> **Set of tasks**
1. In the passage on polynomials and representations, which theorem gives the decomposition of $\mathcal{O}(K)$?
2. From the passage on polynomials and representations, extract word for word the text starting at "## Polynomials and" and ending at "main lemma here.".

> **Selected passage**
BEGIN

## Polynomials and Representations XXXIII

We are back to the convention $G = GL_n\mathbb{C}$ and $K = U_n.$ We wish to focus on irreducible polynomial representations of G.

The weak Peter-Weyl theorem gives:

$\displaystyle\mathcal{O}(K) \cong \bigoplus_{K-\text{irrep } V} \text{End}(V)^\vee = \bigoplus_{\text{rat. } G-\text{irrep } V} \text{End}(V)^\vee.$

Theorem. Restricting the RHS to only polynomial irreducible V gives us $\mathbb{C}[z_{ij}]_{1\le i, j\le n}$ on the LHS, where each polynomial $f$ in $z_{ij}$ restricts to a function $K \to \mathbb{C}.$

Proof

Since $z_{ij} \in \mathcal{O}(K)$ is a matrix coefficient, we have $\mathbb{C}[z_{ij}] \subseteq \mathcal{O}(K)$ and this is clearly a $G\times G$-submodule. Furthermore, as functions $K\to\mathbb{C}$, the $z_{ij}$ are algebraically independent over $\mathbb{C}$ by the main lemma here.

END

> **Stored data**

BEGIN

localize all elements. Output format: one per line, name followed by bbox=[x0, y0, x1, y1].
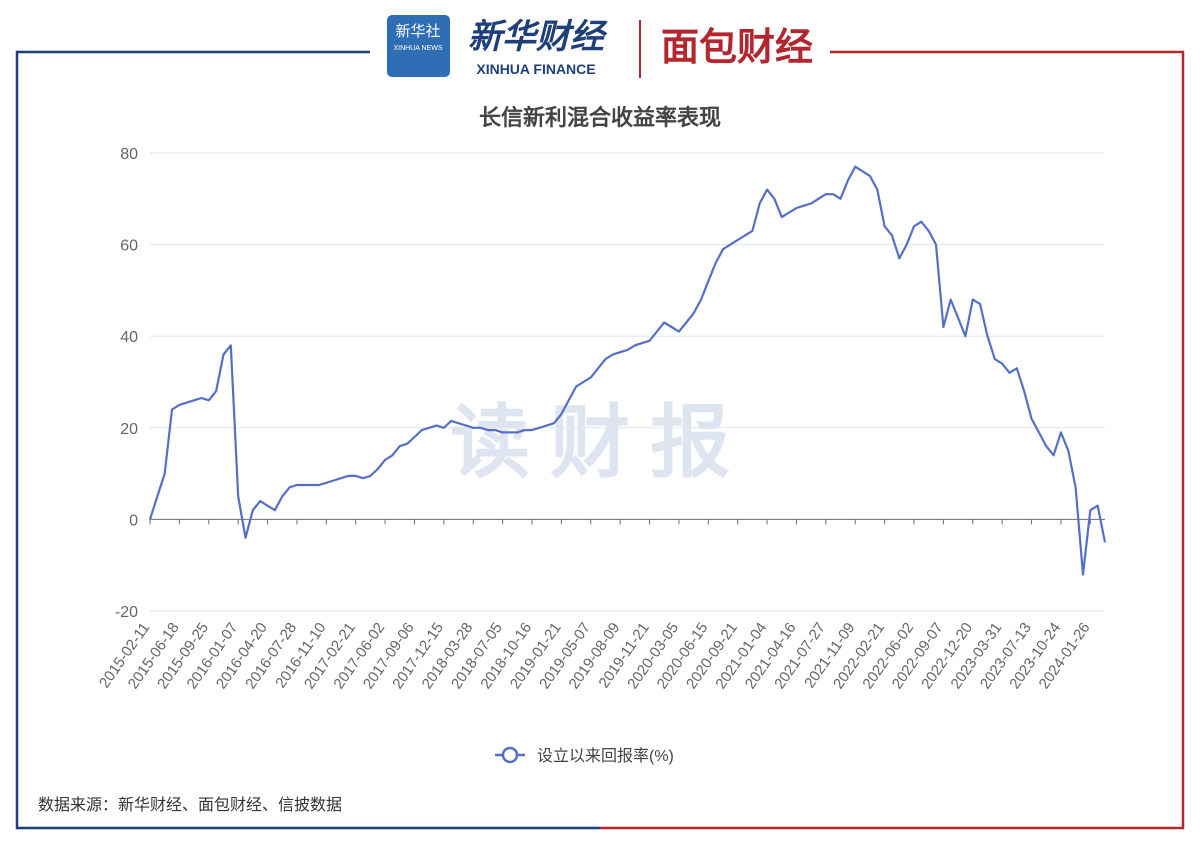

END

> **Responses**
1. The weak Peter-Weyl theorem.

2.
## Polynomials and Representations XXXIII

We are back to the convention $G = GL_n\mathbb{C}$ and $K = U_n.$ We wish to focus on irreducible polynomial representations of G.

The weak Peter-Weyl theorem gives:

$\displaystyle\mathcal{O}(K) \cong \bigoplus_{K-\text{irrep } V} \text{End}(V)^\vee = \bigoplus_{\text{rat. } G-\text{irrep } V} \text{End}(V)^\vee.$

Theorem. Restricting the RHS to only polynomial irreducible V gives us $\mathbb{C}[z_{ij}]_{1\le i, j\le n}$ on the LHS, where each polynomial $f$ in $z_{ij}$ restricts to a function $K \to \mathbb{C}.$

Proof

Since $z_{ij} \in \mathcal{O}(K)$ is a matrix coefficient, we have $\mathbb{C}[z_{ij}] \subseteq \mathcal{O}(K)$ and this is clearly a $G\times G$-submodule. Furthermore, as functions $K\to\mathbb{C}$, the $z_{ij}$ are algebraically independent over $\mathbb{C}$ by the main lemma here.